* **Task prompt**: Leave out the pictures and repeat the rest of the material exactly.

* **Task inputs**:
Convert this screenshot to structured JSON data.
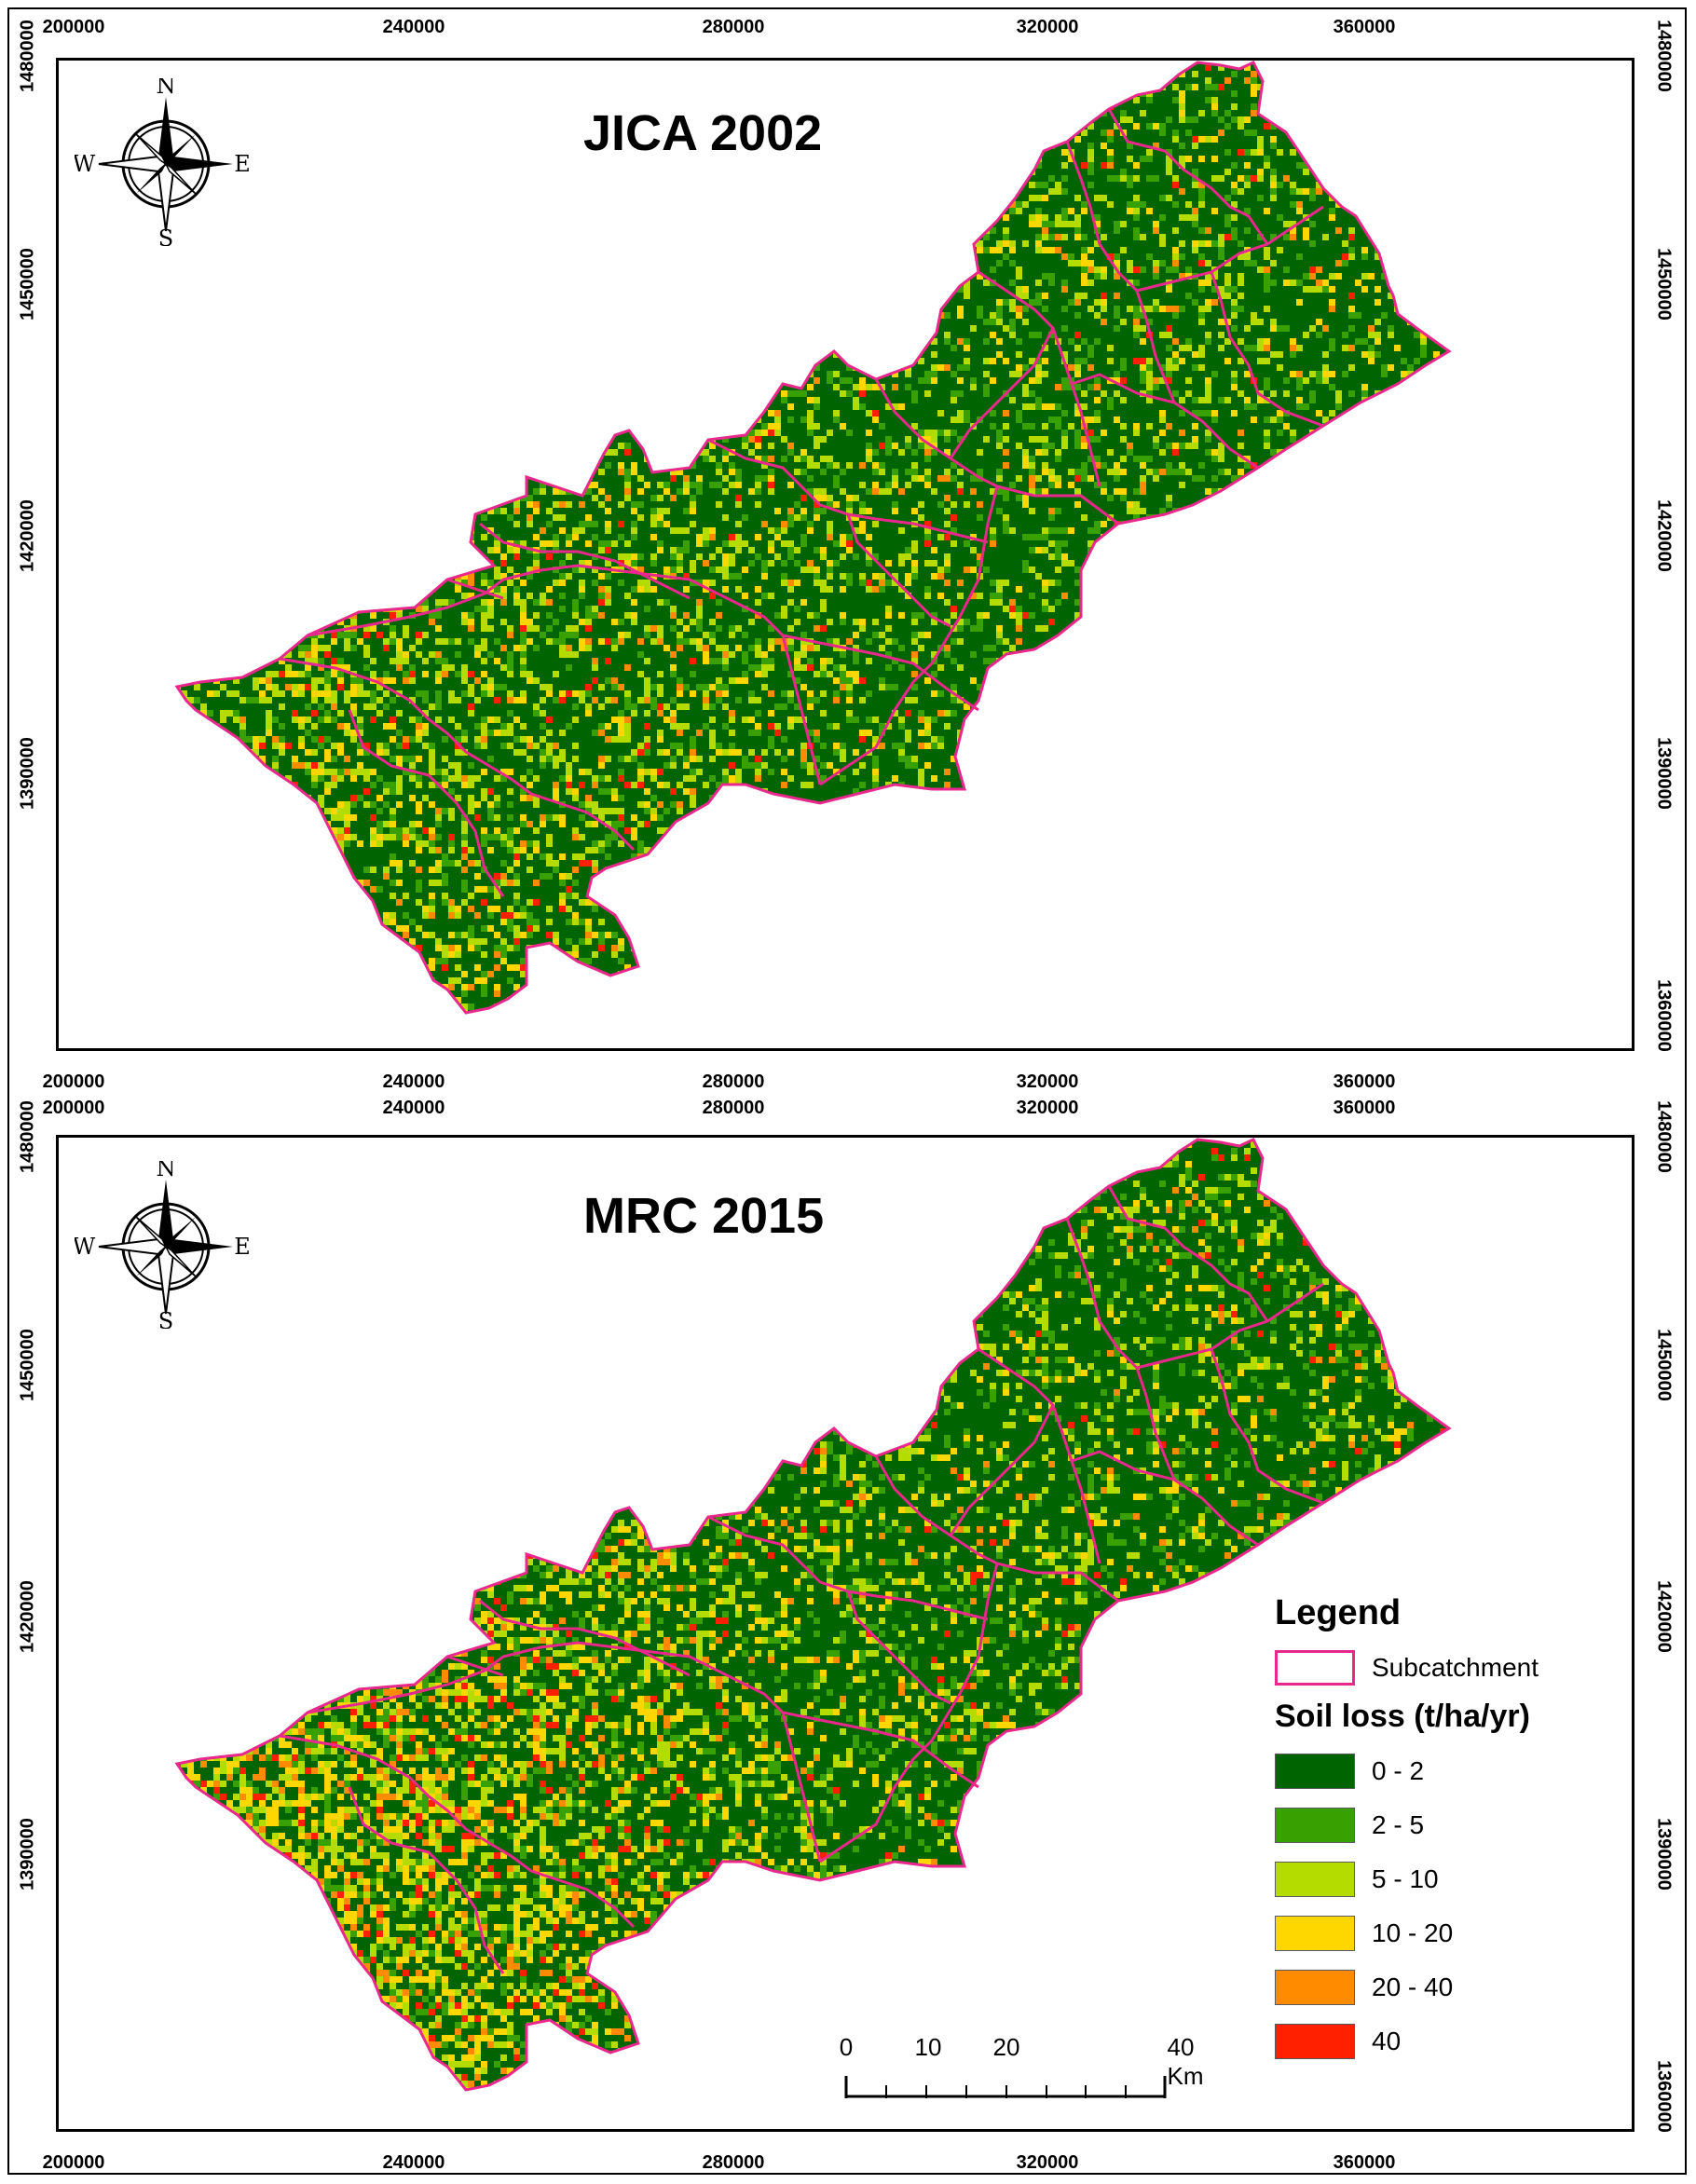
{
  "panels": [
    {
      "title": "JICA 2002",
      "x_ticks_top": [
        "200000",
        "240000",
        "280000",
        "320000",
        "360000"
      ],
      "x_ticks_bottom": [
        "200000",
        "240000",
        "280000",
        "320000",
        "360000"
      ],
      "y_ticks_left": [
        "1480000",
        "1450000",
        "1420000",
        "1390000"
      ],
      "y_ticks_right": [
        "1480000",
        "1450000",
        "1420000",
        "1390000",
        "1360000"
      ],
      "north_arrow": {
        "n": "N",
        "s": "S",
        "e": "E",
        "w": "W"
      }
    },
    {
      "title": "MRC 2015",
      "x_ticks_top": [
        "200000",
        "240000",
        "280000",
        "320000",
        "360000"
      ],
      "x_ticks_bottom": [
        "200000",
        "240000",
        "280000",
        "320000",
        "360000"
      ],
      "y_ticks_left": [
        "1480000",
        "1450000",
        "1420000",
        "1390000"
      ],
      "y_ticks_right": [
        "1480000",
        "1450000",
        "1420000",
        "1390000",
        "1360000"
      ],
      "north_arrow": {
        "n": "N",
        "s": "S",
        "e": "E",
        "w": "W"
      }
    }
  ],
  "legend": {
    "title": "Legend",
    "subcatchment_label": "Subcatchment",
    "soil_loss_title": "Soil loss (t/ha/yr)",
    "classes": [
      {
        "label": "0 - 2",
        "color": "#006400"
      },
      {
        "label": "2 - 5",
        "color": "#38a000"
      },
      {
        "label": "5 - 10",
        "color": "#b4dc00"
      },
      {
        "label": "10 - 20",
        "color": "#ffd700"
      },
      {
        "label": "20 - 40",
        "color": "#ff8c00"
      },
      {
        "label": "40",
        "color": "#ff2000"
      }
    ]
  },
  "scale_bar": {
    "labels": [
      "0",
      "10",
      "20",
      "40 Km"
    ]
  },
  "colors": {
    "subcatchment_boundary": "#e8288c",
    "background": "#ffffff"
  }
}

* **Written response**:
Convert this screenshot to structured JSON data.
{
  "panels": [
    {
      "title": "JICA 2002",
      "x_ticks_top": [
        "200000",
        "240000",
        "280000",
        "320000",
        "360000"
      ],
      "x_ticks_bottom": [
        "200000",
        "240000",
        "280000",
        "320000",
        "360000"
      ],
      "y_ticks_left": [
        "1480000",
        "1450000",
        "1420000",
        "1390000"
      ],
      "y_ticks_right": [
        "1480000",
        "1450000",
        "1420000",
        "1390000",
        "1360000"
      ],
      "north_arrow": {
        "n": "N",
        "s": "S",
        "e": "E",
        "w": "W"
      }
    },
    {
      "title": "MRC 2015",
      "x_ticks_top": [
        "200000",
        "240000",
        "280000",
        "320000",
        "360000"
      ],
      "x_ticks_bottom": [
        "200000",
        "240000",
        "280000",
        "320000",
        "360000"
      ],
      "y_ticks_left": [
        "1480000",
        "1450000",
        "1420000",
        "1390000"
      ],
      "y_ticks_right": [
        "1480000",
        "1450000",
        "1420000",
        "1390000",
        "1360000"
      ],
      "north_arrow": {
        "n": "N",
        "s": "S",
        "e": "E",
        "w": "W"
      }
    }
  ],
  "legend": {
    "title": "Legend",
    "subcatchment_label": "Subcatchment",
    "soil_loss_title": "Soil loss (t/ha/yr)",
    "classes": [
      {
        "label": "0 - 2",
        "color": "#006400"
      },
      {
        "label": "2 - 5",
        "color": "#38a000"
      },
      {
        "label": "5 - 10",
        "color": "#b4dc00"
      },
      {
        "label": "10 - 20",
        "color": "#ffd700"
      },
      {
        "label": "20 - 40",
        "color": "#ff8c00"
      },
      {
        "label": "40",
        "color": "#ff2000"
      }
    ]
  },
  "scale_bar": {
    "labels": [
      "0",
      "10",
      "20",
      "40 Km"
    ]
  },
  "colors": {
    "subcatchment_boundary": "#e8288c",
    "background": "#ffffff"
  }
}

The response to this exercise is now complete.